» **WHAT IS NEEDED**:
Identify, in the records below, every line where the string "Fonctionnement" appears, and copy each such line.

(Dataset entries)
— begin —

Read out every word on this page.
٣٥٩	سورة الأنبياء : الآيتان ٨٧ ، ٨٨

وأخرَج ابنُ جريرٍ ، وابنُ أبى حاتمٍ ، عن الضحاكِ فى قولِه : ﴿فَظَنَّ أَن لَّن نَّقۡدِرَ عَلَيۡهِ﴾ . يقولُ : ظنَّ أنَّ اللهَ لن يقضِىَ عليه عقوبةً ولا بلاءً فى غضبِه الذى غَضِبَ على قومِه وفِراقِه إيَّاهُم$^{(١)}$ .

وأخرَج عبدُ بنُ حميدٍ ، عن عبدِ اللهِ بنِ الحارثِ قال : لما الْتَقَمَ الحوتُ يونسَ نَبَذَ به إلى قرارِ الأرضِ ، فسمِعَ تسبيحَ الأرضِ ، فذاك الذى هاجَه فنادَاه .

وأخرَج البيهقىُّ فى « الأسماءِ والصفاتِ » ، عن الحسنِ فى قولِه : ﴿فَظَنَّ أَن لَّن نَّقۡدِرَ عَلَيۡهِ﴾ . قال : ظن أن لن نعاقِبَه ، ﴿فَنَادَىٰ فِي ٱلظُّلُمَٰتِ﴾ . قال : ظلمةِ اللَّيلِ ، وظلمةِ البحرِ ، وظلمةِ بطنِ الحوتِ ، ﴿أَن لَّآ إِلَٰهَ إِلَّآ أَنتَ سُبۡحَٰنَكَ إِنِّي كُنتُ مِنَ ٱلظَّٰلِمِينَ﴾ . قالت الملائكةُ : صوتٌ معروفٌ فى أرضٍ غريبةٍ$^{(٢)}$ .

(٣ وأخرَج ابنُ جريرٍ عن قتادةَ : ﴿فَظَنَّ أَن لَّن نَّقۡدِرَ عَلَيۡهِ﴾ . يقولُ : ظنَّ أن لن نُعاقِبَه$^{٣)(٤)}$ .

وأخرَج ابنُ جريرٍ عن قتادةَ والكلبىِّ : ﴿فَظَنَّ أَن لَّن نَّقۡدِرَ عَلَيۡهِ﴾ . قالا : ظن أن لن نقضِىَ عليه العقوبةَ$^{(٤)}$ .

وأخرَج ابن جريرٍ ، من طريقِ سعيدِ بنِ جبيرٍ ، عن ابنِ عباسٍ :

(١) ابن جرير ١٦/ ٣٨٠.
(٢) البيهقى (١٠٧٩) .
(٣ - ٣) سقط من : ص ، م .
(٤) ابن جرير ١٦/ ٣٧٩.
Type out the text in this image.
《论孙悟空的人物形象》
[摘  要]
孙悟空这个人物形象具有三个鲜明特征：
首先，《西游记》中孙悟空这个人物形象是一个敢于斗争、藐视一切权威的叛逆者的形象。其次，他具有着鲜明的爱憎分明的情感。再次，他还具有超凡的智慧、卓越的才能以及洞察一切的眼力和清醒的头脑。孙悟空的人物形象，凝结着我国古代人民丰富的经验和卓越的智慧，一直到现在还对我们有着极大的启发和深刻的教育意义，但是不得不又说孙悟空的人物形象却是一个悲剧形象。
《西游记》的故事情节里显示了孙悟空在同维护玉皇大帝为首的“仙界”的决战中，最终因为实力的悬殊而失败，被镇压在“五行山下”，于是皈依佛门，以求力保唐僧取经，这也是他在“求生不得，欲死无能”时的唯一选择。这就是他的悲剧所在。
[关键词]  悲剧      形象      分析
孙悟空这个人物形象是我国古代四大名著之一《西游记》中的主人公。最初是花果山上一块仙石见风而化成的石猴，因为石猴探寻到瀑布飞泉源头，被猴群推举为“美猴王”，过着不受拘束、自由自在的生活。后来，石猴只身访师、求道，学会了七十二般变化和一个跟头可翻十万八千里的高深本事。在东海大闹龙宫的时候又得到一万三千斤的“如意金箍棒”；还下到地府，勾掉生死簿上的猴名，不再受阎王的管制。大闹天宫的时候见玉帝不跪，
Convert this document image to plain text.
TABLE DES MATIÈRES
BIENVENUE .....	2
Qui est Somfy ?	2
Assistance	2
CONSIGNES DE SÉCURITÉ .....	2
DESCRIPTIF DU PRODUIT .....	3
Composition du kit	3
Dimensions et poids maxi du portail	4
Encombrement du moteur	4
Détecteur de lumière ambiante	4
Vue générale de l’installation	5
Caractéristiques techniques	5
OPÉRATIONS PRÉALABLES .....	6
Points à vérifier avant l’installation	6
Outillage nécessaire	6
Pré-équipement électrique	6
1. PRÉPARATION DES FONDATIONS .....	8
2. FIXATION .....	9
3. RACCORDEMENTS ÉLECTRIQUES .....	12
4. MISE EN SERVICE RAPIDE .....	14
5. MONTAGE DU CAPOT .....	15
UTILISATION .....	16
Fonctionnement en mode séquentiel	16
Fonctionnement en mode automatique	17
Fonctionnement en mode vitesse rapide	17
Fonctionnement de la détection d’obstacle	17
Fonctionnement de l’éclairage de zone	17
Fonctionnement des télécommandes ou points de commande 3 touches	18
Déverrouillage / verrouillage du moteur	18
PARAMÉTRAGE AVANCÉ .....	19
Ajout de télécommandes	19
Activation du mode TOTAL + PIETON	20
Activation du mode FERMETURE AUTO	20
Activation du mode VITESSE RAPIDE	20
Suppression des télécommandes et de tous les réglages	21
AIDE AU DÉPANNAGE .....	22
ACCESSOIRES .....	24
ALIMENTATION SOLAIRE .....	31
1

— end —

» **FINAL RESULT**:
Fonctionnement en mode séquentiel	16
Fonctionnement en mode automatique	17
Fonctionnement en mode vitesse rapide	17
Fonctionnement de la détection d’obstacle	17
Fonctionnement de l’éclairage de zone	17
Fonctionnement des télécommandes ou points de commande 3 touches	18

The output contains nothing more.